**GIVEN EXERCISE**
Which lines hold the word "Информация"? Copy each of them from the material.

**RECORDS PROVIDED**

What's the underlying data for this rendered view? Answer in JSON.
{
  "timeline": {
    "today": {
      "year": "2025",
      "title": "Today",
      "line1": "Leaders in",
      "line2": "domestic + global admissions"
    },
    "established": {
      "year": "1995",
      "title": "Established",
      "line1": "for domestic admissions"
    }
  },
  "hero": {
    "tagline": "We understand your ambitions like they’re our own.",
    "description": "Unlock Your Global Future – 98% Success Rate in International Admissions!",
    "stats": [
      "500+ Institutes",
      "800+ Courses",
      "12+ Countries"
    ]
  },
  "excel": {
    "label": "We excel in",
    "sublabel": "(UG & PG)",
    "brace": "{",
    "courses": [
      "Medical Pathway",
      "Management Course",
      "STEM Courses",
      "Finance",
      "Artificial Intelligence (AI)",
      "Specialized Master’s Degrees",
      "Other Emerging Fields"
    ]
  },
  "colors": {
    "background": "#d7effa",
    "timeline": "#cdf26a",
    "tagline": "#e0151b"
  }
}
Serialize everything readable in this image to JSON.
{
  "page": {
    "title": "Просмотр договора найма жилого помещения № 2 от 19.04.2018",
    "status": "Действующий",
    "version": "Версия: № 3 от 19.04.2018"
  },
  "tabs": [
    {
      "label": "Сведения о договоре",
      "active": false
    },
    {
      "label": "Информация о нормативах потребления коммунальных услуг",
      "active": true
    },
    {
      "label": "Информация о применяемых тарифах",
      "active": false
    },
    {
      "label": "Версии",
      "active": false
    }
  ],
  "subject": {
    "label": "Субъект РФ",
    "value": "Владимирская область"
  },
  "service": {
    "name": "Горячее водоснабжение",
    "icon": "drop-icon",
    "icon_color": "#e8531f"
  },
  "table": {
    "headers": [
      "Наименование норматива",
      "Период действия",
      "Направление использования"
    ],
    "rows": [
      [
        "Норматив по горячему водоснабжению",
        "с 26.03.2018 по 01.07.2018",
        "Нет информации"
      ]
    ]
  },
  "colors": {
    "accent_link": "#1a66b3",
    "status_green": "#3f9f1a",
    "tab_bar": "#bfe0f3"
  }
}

**CORRECT RESPONSE**
      "label": "Информация о нормативах потребления коммунальных услуг",
      "label": "Информация о применяемых тарифах",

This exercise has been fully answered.